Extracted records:
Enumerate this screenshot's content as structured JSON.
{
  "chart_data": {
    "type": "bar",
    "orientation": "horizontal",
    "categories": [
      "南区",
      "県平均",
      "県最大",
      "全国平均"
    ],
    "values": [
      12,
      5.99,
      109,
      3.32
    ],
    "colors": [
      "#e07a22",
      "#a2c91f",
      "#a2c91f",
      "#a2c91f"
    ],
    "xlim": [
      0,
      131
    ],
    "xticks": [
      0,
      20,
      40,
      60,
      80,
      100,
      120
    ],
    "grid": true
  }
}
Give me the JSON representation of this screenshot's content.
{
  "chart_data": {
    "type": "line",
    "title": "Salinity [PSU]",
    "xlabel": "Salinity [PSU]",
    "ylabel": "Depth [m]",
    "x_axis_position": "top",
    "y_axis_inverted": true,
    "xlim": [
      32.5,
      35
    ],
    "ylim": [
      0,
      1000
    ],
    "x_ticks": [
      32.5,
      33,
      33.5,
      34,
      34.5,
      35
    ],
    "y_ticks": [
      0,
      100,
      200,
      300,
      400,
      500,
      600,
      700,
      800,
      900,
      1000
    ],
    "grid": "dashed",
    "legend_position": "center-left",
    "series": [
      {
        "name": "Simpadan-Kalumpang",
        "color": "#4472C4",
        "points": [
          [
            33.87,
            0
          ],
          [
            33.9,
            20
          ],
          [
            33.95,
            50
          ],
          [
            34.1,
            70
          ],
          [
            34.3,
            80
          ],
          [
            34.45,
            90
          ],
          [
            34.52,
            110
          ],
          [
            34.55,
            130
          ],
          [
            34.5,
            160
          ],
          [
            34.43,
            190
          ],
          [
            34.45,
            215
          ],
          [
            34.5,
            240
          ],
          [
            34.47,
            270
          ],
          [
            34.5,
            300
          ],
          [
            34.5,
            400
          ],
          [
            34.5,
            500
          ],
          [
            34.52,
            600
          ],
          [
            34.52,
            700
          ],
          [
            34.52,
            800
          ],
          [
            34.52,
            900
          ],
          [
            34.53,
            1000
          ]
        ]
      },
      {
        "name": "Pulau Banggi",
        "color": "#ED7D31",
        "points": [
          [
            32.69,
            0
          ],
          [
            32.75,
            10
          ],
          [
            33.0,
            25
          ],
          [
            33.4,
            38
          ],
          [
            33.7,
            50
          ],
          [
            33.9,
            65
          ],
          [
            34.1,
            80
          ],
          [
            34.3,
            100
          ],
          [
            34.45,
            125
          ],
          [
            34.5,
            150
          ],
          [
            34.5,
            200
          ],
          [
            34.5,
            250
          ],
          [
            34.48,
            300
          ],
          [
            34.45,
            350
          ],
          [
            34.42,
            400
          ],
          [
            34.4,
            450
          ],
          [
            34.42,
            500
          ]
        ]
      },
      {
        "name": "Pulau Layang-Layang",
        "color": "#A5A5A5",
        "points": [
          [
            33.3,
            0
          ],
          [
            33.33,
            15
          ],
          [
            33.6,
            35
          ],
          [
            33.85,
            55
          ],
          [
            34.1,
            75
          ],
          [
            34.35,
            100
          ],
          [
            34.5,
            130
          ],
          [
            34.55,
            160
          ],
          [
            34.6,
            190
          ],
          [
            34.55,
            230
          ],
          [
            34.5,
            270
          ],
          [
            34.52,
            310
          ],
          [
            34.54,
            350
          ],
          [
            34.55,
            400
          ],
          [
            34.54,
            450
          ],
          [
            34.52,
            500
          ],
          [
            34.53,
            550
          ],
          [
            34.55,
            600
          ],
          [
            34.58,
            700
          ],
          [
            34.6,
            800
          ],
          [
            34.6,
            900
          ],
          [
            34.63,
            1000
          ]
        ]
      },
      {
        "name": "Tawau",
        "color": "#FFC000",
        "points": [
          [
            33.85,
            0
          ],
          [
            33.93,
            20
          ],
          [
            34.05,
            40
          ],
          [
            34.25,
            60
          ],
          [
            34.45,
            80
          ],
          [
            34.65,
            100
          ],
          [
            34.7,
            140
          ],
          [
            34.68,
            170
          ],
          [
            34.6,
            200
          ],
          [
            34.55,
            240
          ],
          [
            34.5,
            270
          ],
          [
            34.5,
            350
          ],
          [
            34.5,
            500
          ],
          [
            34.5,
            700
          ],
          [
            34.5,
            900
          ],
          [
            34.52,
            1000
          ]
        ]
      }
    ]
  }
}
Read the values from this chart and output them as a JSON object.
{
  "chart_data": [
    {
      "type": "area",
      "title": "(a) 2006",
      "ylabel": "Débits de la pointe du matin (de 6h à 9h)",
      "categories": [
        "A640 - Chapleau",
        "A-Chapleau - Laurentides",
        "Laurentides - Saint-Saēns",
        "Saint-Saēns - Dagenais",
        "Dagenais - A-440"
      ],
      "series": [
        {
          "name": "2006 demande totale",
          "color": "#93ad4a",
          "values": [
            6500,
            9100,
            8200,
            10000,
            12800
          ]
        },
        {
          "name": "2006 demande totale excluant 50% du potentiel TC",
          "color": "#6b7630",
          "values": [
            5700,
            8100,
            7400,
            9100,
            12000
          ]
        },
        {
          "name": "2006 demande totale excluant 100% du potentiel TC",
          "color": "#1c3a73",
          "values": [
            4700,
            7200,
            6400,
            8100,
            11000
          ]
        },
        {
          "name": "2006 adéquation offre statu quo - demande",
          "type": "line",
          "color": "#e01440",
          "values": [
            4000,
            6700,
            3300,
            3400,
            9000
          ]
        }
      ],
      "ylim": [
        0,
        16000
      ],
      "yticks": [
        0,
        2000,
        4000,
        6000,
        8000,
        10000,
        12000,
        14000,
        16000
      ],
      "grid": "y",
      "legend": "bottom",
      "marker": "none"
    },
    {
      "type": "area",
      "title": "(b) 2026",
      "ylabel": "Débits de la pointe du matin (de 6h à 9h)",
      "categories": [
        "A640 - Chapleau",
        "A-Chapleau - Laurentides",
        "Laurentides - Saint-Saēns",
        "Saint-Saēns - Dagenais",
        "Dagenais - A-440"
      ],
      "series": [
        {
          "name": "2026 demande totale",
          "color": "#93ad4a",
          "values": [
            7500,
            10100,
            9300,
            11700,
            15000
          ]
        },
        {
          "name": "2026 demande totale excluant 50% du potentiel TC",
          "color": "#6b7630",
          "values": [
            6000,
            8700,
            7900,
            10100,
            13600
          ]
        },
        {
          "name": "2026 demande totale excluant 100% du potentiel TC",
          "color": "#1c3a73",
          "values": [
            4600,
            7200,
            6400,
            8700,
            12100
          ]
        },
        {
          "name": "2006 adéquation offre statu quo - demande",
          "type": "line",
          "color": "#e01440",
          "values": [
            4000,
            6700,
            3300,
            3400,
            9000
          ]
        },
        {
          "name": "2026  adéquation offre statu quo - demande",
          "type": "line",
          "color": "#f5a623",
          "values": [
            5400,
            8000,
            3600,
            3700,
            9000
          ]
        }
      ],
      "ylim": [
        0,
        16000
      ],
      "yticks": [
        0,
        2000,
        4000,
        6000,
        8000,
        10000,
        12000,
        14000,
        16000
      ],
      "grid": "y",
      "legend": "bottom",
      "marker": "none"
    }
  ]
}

#### [What is required]
Copy out each line of the entries that holds "title".

#### [Expected output]
    "title": "Salinity [PSU]",
      "title": "(a) 2006",
      "title": "(b) 2026",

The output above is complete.